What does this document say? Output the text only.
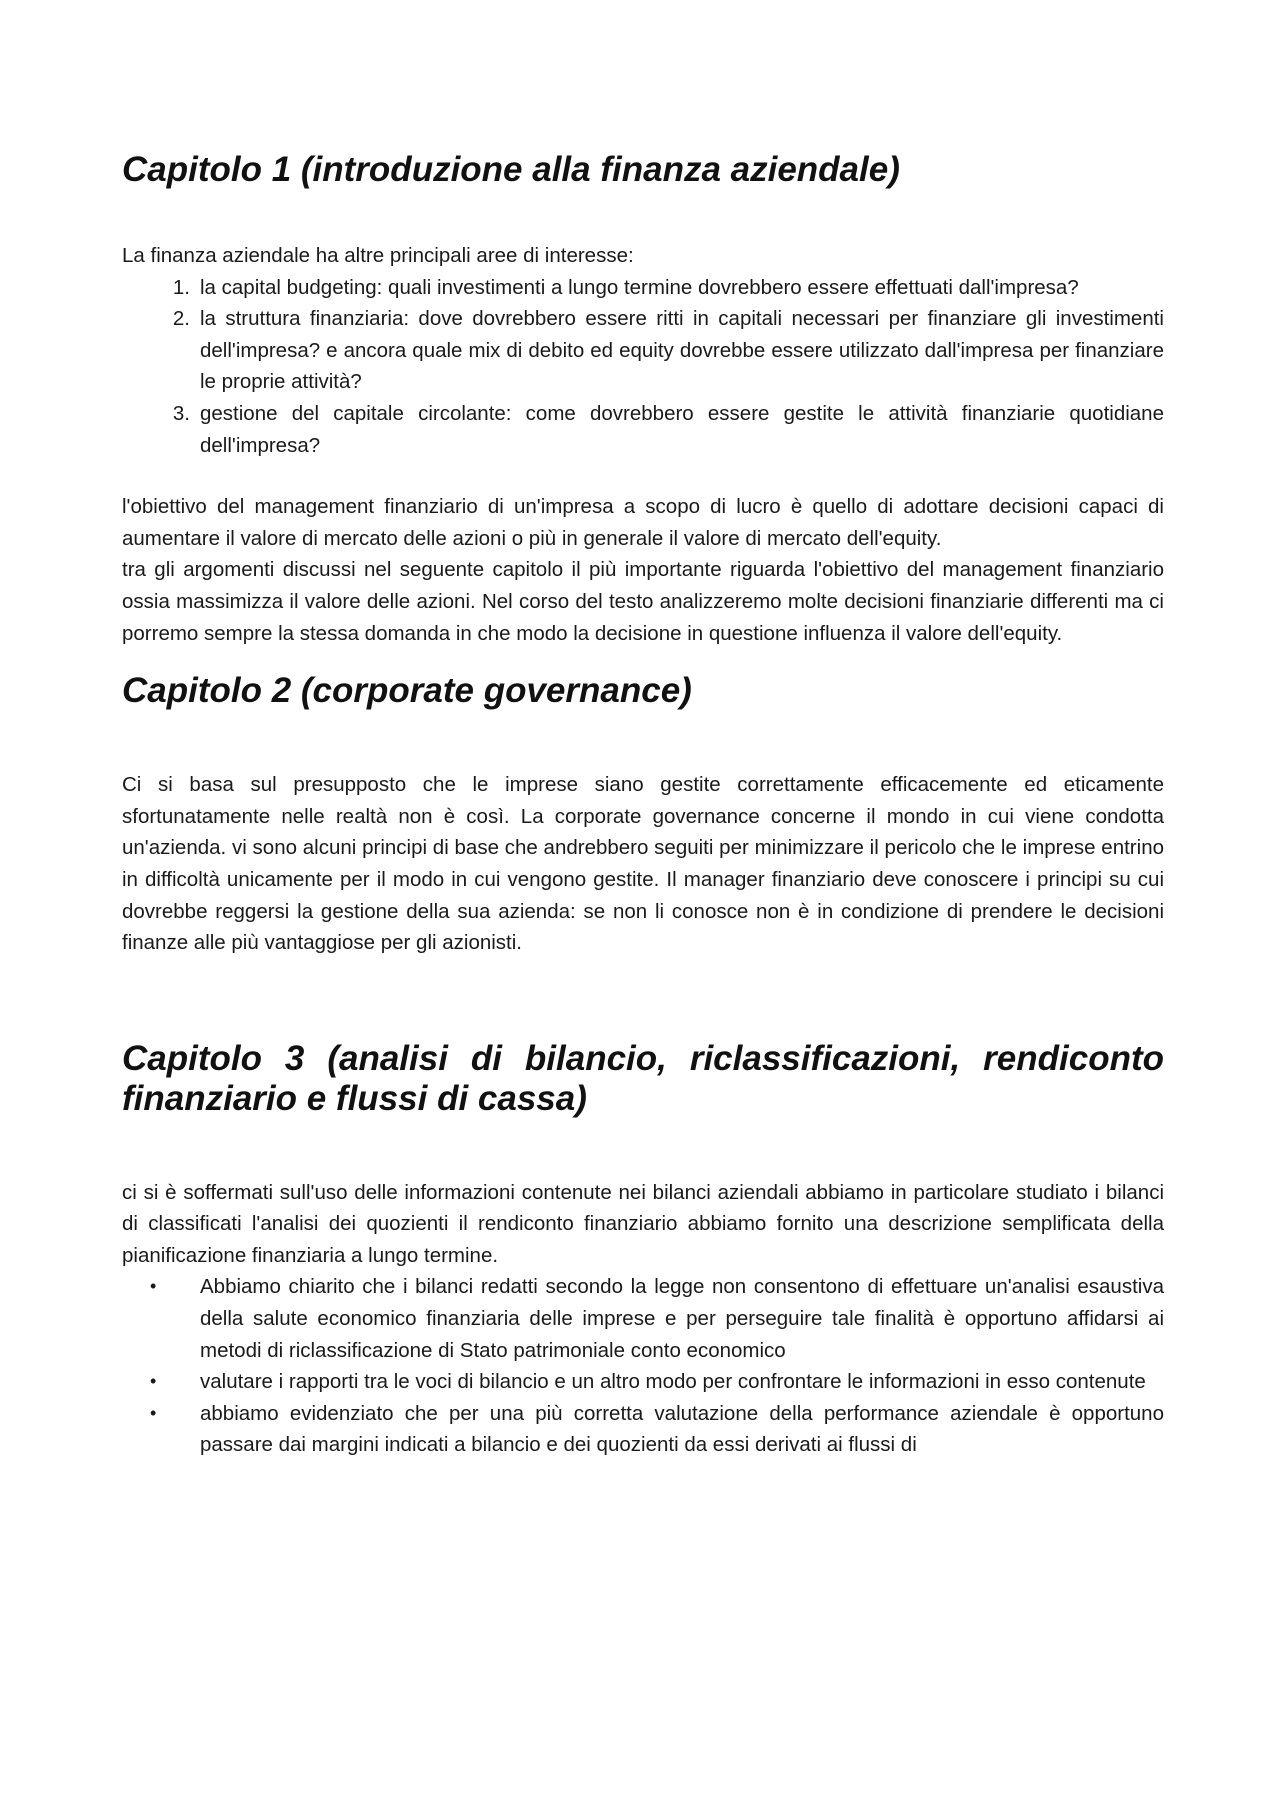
Capitolo 1 (introduzione alla finanza aziendale)

La finanza aziendale ha altre principali aree di interesse:

1. la capital budgeting: quali investimenti a lungo termine dovrebbero essere effettuati dall'impresa?
2. la struttura finanziaria: dove dovrebbero essere ritti in capitali necessari per finanziare gli investimenti dell'impresa? e ancora quale mix di debito ed equity dovrebbe essere utilizzato dall'impresa per finanziare le proprie attività?
3. gestione del capitale circolante: come dovrebbero essere gestite le attività finanziarie quotidiane dell'impresa?

l'obiettivo del management finanziario di un'impresa a scopo di lucro è quello di adottare decisioni capaci di aumentare il valore di mercato delle azioni o più in generale il valore di mercato dell'equity.

tra gli argomenti discussi nel seguente capitolo il più importante riguarda l'obiettivo del management finanziario ossia massimizza il valore delle azioni. Nel corso del testo analizzeremo molte decisioni finanziarie differenti ma ci porremo sempre la stessa domanda in che modo la decisione in questione influenza il valore dell'equity.

Capitolo 2 (corporate governance)

Ci si basa sul presupposto che le imprese siano gestite correttamente efficacemente ed eticamente sfortunatamente nelle realtà non è così. La corporate governance concerne il mondo in cui viene condotta un'azienda. vi sono alcuni principi di base che andrebbero seguiti per minimizzare il pericolo che le imprese entrino in difficoltà unicamente per il modo in cui vengono gestite. Il manager finanziario deve conoscere i principi su cui dovrebbe reggersi la gestione della sua azienda: se non li conosce non è in condizione di prendere le decisioni finanze alle più vantaggiose per gli azionisti.

Capitolo 3 (analisi di bilancio, riclassificazioni, rendiconto finanziario e flussi di cassa)

ci si è soffermati sull'uso delle informazioni contenute nei bilanci aziendali abbiamo in particolare studiato i bilanci di classificati l'analisi dei quozienti il rendiconto finanziario abbiamo fornito una descrizione semplificata della pianificazione finanziaria a lungo termine.

• Abbiamo chiarito che i bilanci redatti secondo la legge non consentono di effettuare un'analisi esaustiva della salute economico finanziaria delle imprese e per perseguire tale finalità è opportuno affidarsi ai metodi di riclassificazione di Stato patrimoniale conto economico
• valutare i rapporti tra le voci di bilancio e un altro modo per confrontare le informazioni in esso contenute
• abbiamo evidenziato che per una più corretta valutazione della performance aziendale è opportuno passare dai margini indicati a bilancio e dei quozienti da essi derivati ai flussi di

Short exercise: Only lines with the word "aziendale" should be collected from the material.

Complete output:
Capitolo 1 (introduzione alla finanza aziendale)
La finanza aziendale ha altre principali aree di interesse:
• abbiamo evidenziato che per una più corretta valutazione della performance aziendale è opportuno passare dai margini indicati a bilancio e dei quozienti da essi derivati ai flussi di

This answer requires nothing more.